» MATERIAL PROVIDED
>> BEGIN

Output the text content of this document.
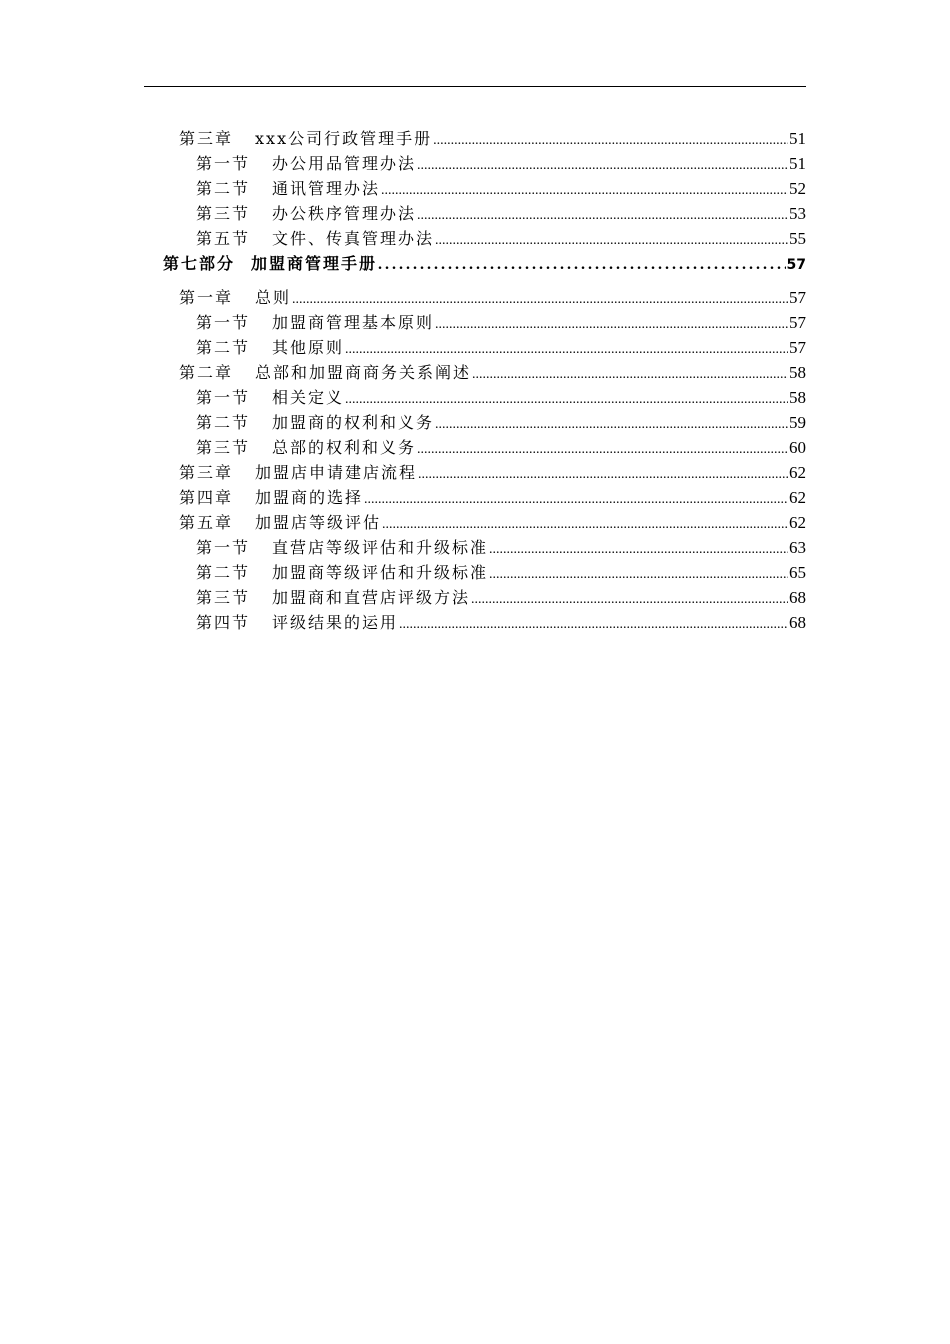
第三章 xxx公司行政管理手册 .....	51
第一节 办公用品管理办法 .....	51
第二节 通讯管理办法 .....	52
第三节 办公秩序管理办法 .....	53
第五节 文件、传真管理办法 .....	55
第七部分 加盟商管理手册 .....	57
第一章 总则 .....	57
第一节 加盟商管理基本原则 .....	57
第二节 其他原则 .....	57
第二章 总部和加盟商商务关系阐述 .....	58
第一节 相关定义 .....	58
第二节 加盟商的权利和义务 .....	59
第三节 总部的权利和义务 .....	60
第三章 加盟店申请建店流程 .....	62
第四章 加盟商的选择 .....	62
第五章 加盟店等级评估 .....	62
第一节 直营店等级评估和升级标准 .....	63
第二节 加盟商等级评估和升级标准 .....	65
第三节 加盟商和直营店评级方法 .....	68
第四节 评级结果的运用 .....	68
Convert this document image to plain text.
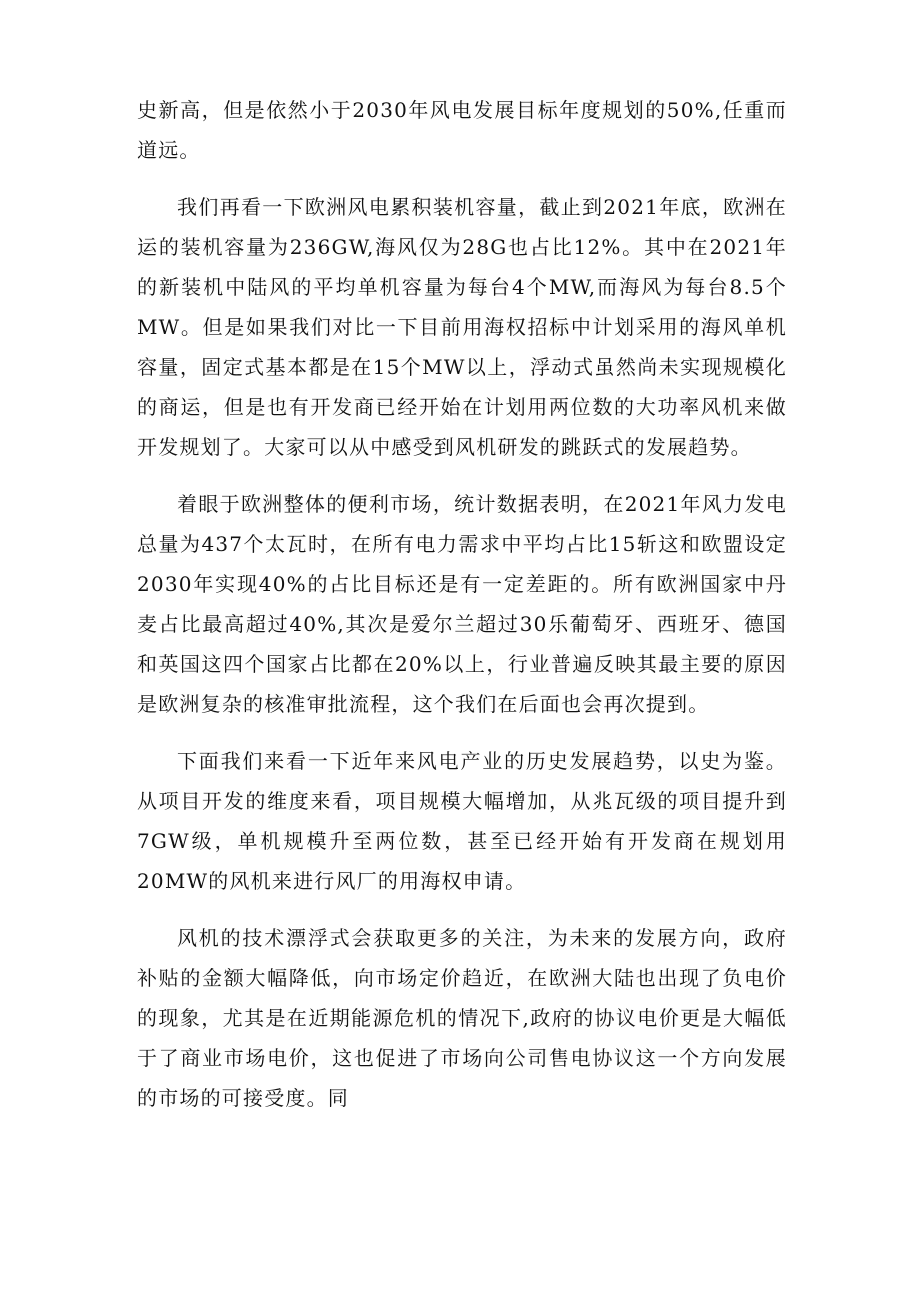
史新高，但是依然小于2030年风电发展目标年度规划的50%,任重而道远。

我们再看一下欧洲风电累积装机容量，截止到2021年底，欧洲在运的装机容量为236GW,海风仅为28G也占比12%。其中在2021年的新装机中陆风的平均单机容量为每台4个MW,而海风为每台8.5个MW。但是如果我们对比一下目前用海权招标中计划采用的海风单机容量，固定式基本都是在15个MW以上，浮动式虽然尚未实现规模化的商运，但是也有开发商已经开始在计划用两位数的大功率风机来做开发规划了。大家可以从中感受到风机研发的跳跃式的发展趋势。

着眼于欧洲整体的便利市场，统计数据表明，在2021年风力发电总量为437个太瓦时，在所有电力需求中平均占比15斩这和欧盟设定2030年实现40%的占比目标还是有一定差距的。所有欧洲国家中丹麦占比最高超过40%,其次是爱尔兰超过30乐葡萄牙、西班牙、德国和英国这四个国家占比都在20%以上，行业普遍反映其最主要的原因是欧洲复杂的核准审批流程，这个我们在后面也会再次提到。

下面我们来看一下近年来风电产业的历史发展趋势，以史为鉴。从项目开发的维度来看，项目规模大幅增加，从兆瓦级的项目提升到7GW级，单机规模升至两位数，甚至已经开始有开发商在规划用20MW的风机来进行风厂的用海权申请。

风机的技术漂浮式会获取更多的关注，为未来的发展方向，政府补贴的金额大幅降低，向市场定价趋近，在欧洲大陆也出现了负电价的现象，尤其是在近期能源危机的情况下,政府的协议电价更是大幅低于了商业市场电价，这也促进了市场向公司售电协议这一个方向发展的市场的可接受度。同
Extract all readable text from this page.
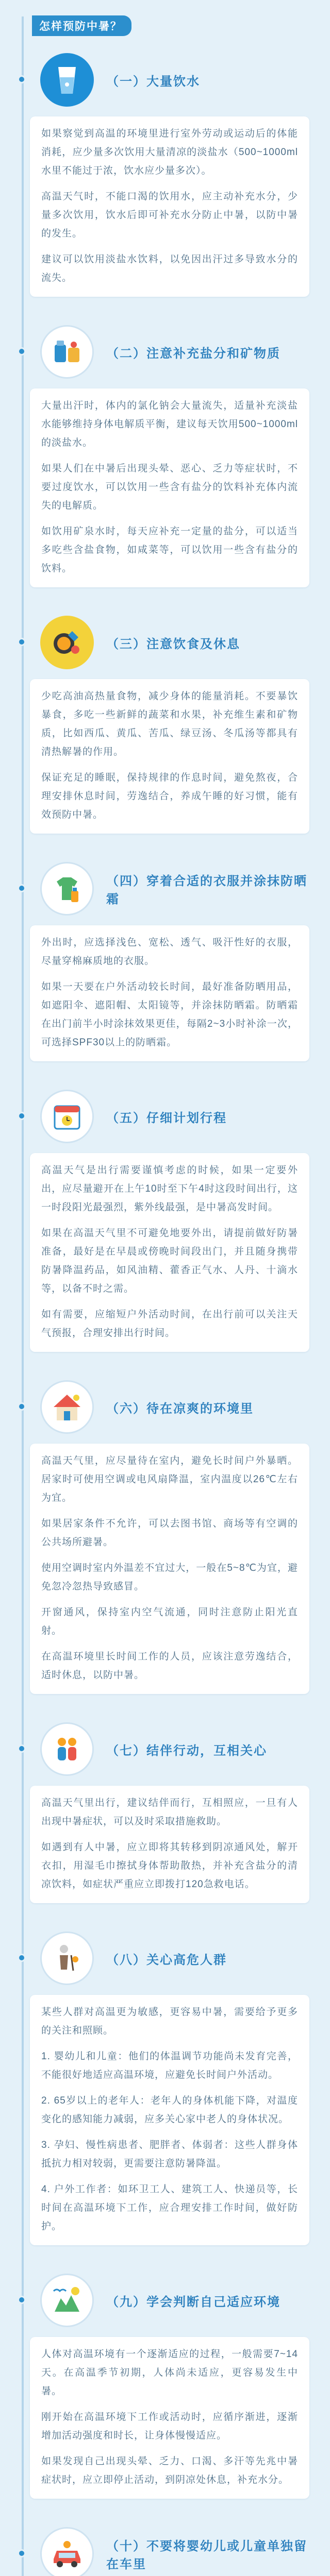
怎样预防中暑？
（一）大量饮水

如果察觉到高温的环境里进行室外劳动或运动后的体能消耗，应少量多次饮用大量清凉的淡盐水（500~1000ml 水里不能过于浓，饮水应少量多次）。

高温天气时，不能口渴的饮用水，应主动补充水分，少量多次饮用，饮水后即可补充水分防止中暑，以防中暑的发生。

建议可以饮用淡盐水饮料，以免因出汗过多导致水分的流失。

（二）注意补充盐分和矿物质

大量出汗时，体内的氯化钠会大量流失，适量补充淡盐水能够维持身体电解质平衡，建议每天饮用500~1000ml的淡盐水。

如果人们在中暑后出现头晕、恶心、乏力等症状时，不要过度饮水，可以饮用一些含有盐分的饮料补充体内流失的电解质。

如饮用矿泉水时，每天应补充一定量的盐分，可以适当多吃些含盐食物，如咸菜等，可以饮用一些含有盐分的饮料。

（三）注意饮食及休息

少吃高油高热量食物，减少身体的能量消耗。不要暴饮暴食，多吃一些新鲜的蔬菜和水果，补充维生素和矿物质，比如西瓜、黄瓜、苦瓜、绿豆汤、冬瓜汤等都具有清热解暑的作用。

保证充足的睡眠，保持规律的作息时间，避免熬夜，合理安排休息时间，劳逸结合，养成午睡的好习惯，能有效预防中暑。

（四）穿着合适的衣服并涂抹防晒霜

外出时，应选择浅色、宽松、透气、吸汗性好的衣服，尽量穿棉麻质地的衣服。

如果一天要在户外活动较长时间，最好准备防晒用品，如遮阳伞、遮阳帽、太阳镜等，并涂抹防晒霜。防晒霜在出门前半小时涂抹效果更佳，每隔2~3小时补涂一次，可选择SPF30以上的防晒霜。

（五）仔细计划行程

高温天气是出行需要谨慎考虑的时候，如果一定要外出，应尽量避开在上午10时至下午4时这段时间出行，这一时段阳光最强烈，紫外线最强，是中暑高发时间。

如果在高温天气里不可避免地要外出，请提前做好防暑准备，最好是在早晨或傍晚时间段出门，并且随身携带防暑降温药品，如风油精、藿香正气水、人丹、十滴水等，以备不时之需。

如有需要，应缩短户外活动时间，在出行前可以关注天气预报，合理安排出行时间。

（六）待在凉爽的环境里

高温天气里，应尽量待在室内，避免长时间户外暴晒。居家时可使用空调或电风扇降温，室内温度以26℃左右为宜。

如果居家条件不允许，可以去图书馆、商场等有空调的公共场所避暑。

使用空调时室内外温差不宜过大，一般在5~8℃为宜，避免忽冷忽热导致感冒。

开窗通风，保持室内空气流通，同时注意防止阳光直射。

在高温环境里长时间工作的人员，应该注意劳逸结合，适时休息，以防中暑。

（七）结伴行动，互相关心

高温天气里出行，建议结伴而行，互相照应，一旦有人出现中暑症状，可以及时采取措施救助。

如遇到有人中暑，应立即将其转移到阴凉通风处，解开衣扣，用湿毛巾擦拭身体帮助散热，并补充含盐分的清凉饮料，如症状严重应立即拨打120急救电话。

（八）关心高危人群

某些人群对高温更为敏感，更容易中暑，需要给予更多的关注和照顾。

1. 婴幼儿和儿童：他们的体温调节功能尚未发育完善，不能很好地适应高温环境，应避免长时间户外活动。

2. 65岁以上的老年人：老年人的身体机能下降，对温度变化的感知能力减弱，应多关心家中老人的身体状况。

3. 孕妇、慢性病患者、肥胖者、体弱者：这些人群身体抵抗力相对较弱，更需要注意防暑降温。

4. 户外工作者：如环卫工人、建筑工人、快递员等，长时间在高温环境下工作，应合理安排工作时间，做好防护。

（九）学会判断自己适应环境

人体对高温环境有一个逐渐适应的过程，一般需要7~14天。在高温季节初期，人体尚未适应，更容易发生中暑。

刚开始在高温环境下工作或活动时，应循序渐进，逐渐增加活动强度和时长，让身体慢慢适应。

如果发现自己出现头晕、乏力、口渴、多汗等先兆中暑症状时，应立即停止活动，到阴凉处休息，补充水分。

（十）不要将婴幼儿或儿童单独留在车里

>> END

» REQUIRED TASK
List every line in the records above that contains the word "this".

» WORKED ANSWER
Output the text content of this document.
Convert this document image to plain text.
Extract all readable text from this page.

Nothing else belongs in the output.